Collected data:
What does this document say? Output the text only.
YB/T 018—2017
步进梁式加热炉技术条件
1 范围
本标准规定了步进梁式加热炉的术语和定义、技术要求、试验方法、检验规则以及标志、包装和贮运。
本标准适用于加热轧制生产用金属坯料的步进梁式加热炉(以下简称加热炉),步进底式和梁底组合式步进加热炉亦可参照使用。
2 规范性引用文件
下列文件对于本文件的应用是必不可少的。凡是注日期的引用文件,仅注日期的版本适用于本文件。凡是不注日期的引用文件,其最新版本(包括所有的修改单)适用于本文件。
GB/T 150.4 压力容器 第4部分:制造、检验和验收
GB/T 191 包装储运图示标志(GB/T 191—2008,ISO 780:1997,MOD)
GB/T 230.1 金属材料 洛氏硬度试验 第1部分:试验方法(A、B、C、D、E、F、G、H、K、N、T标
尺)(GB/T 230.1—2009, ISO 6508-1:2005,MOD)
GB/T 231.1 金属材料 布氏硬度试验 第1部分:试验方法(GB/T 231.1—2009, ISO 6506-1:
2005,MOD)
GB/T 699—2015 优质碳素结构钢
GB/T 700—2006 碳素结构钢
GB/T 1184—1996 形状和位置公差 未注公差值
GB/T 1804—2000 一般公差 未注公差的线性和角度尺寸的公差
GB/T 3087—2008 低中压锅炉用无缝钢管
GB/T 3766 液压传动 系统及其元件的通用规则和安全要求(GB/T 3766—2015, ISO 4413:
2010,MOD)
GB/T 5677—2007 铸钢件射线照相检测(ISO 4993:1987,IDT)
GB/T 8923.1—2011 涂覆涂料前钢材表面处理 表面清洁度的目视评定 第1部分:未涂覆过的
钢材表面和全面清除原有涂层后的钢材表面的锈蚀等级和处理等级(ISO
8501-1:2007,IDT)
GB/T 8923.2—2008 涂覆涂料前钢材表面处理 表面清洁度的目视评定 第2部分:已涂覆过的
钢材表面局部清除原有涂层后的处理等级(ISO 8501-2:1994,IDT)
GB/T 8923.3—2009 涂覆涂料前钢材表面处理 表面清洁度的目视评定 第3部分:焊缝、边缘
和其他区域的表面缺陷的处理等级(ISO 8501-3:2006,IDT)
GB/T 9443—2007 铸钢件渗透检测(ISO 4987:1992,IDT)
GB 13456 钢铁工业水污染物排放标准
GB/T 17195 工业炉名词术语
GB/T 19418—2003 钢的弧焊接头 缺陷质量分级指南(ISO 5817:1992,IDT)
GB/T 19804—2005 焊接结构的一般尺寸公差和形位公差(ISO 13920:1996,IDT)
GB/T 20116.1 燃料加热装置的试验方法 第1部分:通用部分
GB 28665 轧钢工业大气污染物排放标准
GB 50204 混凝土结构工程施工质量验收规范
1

• DESCRIPTION OF THE TASK: Only lines that contain the word "表面清洁度的目视评定" are wanted; copy each of them.

• FULL ANSWER:
GB/T 8923.1—2011 涂覆涂料前钢材表面处理 表面清洁度的目视评定 第1部分:未涂覆过的
GB/T 8923.2—2008 涂覆涂料前钢材表面处理 表面清洁度的目视评定 第2部分:已涂覆过的
GB/T 8923.3—2009 涂覆涂料前钢材表面处理 表面清洁度的目视评定 第3部分:焊缝、边缘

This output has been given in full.